> Required work
Extract each line holding the word "нужно" from the entries.

> Data for this task

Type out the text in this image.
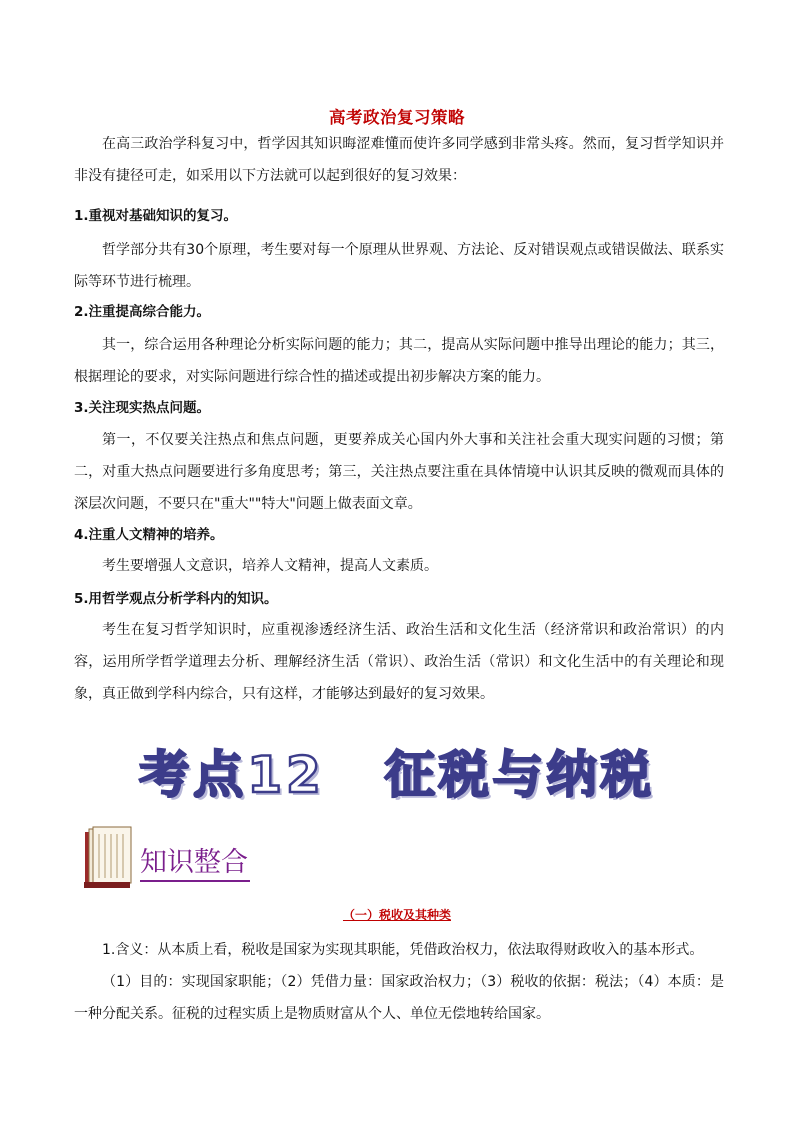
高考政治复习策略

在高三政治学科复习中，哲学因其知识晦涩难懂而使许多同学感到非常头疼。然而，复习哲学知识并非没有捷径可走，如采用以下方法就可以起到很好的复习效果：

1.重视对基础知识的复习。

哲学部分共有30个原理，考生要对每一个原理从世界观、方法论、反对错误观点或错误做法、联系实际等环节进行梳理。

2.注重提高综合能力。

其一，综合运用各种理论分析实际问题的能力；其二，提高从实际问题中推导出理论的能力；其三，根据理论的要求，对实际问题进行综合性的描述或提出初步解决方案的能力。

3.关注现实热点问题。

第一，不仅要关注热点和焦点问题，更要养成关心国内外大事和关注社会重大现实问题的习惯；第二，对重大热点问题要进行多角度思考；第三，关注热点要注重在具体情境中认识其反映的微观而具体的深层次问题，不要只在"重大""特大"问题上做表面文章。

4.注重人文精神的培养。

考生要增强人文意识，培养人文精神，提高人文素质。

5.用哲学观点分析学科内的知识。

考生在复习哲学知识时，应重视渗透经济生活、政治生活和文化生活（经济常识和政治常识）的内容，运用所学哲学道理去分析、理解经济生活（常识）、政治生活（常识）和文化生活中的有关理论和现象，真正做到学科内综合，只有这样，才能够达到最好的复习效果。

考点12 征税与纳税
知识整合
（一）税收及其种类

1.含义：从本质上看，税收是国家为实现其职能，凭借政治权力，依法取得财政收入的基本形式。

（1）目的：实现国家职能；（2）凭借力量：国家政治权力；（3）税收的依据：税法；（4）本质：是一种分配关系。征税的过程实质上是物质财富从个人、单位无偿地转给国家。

* * *

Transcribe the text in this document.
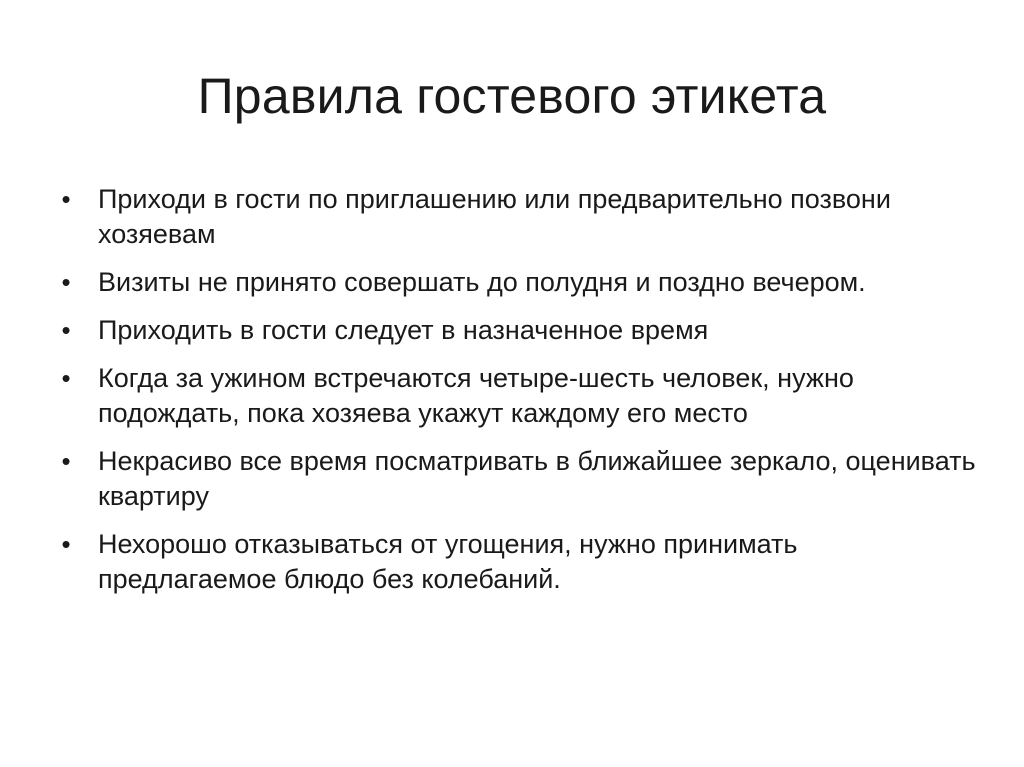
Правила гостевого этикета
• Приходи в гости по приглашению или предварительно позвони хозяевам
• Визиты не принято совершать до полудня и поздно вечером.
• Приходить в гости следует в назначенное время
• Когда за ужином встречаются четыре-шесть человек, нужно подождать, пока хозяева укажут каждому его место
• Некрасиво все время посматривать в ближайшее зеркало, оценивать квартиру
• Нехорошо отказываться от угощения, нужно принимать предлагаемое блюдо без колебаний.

> Full solution
• Когда за ужином встречаются четыре-шесть человек, нужно подождать, пока хозяева укажут каждому его место
• Нехорошо отказываться от угощения, нужно принимать предлагаемое блюдо без колебаний.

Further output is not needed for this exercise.